- Exercise aim
Show every line in the entries below where the word "title" appears.

═══ Input records ═══

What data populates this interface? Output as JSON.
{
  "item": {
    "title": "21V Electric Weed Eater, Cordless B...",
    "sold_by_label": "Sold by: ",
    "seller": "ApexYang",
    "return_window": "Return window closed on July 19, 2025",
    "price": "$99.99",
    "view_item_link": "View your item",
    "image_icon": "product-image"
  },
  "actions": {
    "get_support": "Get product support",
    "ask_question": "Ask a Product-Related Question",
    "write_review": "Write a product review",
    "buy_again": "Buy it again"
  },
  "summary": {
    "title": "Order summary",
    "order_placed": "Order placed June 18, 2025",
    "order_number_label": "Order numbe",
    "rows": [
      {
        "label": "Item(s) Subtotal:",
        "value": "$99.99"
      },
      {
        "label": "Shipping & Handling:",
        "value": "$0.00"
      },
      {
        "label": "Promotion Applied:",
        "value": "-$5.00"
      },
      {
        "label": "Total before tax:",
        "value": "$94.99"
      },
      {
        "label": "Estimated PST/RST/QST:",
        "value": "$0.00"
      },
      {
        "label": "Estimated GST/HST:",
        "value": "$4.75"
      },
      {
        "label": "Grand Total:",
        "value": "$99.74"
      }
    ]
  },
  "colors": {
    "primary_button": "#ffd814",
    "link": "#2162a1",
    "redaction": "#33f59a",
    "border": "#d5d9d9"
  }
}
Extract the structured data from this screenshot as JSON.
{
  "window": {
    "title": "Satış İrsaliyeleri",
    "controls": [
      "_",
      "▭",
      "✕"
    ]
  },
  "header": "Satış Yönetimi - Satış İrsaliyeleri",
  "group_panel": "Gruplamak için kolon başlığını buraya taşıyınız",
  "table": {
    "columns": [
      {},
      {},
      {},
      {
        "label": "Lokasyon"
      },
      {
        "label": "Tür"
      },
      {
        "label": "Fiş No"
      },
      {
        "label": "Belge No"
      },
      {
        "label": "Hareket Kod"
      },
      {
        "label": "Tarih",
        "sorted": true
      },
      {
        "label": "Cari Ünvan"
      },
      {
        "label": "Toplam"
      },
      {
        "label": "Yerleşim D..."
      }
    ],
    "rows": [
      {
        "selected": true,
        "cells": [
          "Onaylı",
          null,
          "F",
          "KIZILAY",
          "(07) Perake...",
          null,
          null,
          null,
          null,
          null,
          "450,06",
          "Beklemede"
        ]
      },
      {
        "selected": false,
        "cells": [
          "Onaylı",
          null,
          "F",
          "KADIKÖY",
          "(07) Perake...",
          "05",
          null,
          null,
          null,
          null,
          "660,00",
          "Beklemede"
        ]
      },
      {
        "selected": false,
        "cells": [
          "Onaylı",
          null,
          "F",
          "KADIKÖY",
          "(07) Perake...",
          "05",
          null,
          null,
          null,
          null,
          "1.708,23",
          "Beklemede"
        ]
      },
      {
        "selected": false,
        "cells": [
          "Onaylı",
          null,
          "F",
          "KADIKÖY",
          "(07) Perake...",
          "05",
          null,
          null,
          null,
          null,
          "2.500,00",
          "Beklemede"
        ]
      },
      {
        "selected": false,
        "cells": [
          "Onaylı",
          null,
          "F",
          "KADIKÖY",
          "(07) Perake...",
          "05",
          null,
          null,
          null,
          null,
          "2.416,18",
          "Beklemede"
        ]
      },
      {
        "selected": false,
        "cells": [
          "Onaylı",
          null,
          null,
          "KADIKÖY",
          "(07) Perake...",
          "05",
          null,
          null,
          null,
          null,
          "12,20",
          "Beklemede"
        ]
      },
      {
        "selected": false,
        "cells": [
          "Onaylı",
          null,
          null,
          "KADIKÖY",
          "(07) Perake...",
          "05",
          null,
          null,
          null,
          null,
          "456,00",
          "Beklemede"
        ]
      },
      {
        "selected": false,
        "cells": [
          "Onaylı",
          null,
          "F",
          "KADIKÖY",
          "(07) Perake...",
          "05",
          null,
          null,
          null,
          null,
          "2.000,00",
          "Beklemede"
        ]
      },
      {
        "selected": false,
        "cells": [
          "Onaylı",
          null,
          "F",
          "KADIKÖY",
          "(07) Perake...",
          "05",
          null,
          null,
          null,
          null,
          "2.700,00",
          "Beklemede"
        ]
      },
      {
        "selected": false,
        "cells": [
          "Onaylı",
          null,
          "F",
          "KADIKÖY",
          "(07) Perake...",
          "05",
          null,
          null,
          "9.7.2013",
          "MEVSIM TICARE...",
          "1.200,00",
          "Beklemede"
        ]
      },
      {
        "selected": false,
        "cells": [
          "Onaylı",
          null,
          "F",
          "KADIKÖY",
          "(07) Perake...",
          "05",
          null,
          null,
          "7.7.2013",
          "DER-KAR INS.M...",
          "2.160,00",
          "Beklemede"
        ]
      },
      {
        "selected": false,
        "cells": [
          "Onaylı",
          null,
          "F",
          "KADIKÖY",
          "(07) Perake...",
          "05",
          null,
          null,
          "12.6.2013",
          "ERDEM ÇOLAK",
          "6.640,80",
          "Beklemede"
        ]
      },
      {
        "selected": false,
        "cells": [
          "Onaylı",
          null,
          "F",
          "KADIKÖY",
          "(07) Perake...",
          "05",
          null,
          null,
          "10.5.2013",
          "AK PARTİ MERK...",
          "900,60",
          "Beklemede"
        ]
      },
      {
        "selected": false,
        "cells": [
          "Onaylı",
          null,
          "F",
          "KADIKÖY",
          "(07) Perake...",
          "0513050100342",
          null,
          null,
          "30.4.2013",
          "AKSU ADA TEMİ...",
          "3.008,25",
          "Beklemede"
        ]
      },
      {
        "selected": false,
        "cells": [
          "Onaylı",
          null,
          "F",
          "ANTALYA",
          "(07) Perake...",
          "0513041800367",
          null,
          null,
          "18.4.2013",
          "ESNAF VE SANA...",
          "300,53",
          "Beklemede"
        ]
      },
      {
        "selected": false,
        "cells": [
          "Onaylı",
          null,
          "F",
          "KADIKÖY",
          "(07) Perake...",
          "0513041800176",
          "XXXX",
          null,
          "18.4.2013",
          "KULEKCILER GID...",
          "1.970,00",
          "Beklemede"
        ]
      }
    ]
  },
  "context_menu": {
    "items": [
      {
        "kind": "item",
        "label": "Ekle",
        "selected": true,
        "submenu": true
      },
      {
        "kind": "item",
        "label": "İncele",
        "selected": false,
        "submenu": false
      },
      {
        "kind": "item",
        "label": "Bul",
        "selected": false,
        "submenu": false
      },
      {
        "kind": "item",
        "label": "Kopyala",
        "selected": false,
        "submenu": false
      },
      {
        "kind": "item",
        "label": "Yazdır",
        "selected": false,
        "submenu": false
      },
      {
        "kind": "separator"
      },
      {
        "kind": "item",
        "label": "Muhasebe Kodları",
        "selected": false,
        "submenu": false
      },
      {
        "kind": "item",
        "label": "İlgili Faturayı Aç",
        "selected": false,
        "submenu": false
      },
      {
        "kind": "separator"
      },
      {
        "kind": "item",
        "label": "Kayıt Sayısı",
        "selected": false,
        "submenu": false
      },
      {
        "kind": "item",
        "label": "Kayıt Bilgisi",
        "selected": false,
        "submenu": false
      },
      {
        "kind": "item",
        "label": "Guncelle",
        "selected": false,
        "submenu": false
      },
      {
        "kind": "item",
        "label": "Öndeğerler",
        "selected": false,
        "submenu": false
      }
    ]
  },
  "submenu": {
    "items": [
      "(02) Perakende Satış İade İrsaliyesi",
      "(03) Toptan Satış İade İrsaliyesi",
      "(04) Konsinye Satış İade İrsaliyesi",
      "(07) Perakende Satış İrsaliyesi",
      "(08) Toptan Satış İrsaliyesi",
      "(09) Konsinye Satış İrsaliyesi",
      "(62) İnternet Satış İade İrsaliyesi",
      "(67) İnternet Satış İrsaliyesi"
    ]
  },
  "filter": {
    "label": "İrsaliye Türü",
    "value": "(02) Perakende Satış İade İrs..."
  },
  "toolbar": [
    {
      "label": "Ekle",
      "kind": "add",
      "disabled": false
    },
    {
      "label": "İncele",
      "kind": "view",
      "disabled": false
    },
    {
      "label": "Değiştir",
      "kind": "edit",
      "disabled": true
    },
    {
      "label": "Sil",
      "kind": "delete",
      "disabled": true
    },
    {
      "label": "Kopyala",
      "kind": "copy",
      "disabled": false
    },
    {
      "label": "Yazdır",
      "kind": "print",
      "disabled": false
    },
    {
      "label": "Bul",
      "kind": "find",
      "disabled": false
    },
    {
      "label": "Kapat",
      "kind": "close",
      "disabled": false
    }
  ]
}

═══

- Problem solution
    "title": "21V Electric Weed Eater, Cordless B...",
    "title": "Order summary",
    "title": "Satış İrsaliyeleri",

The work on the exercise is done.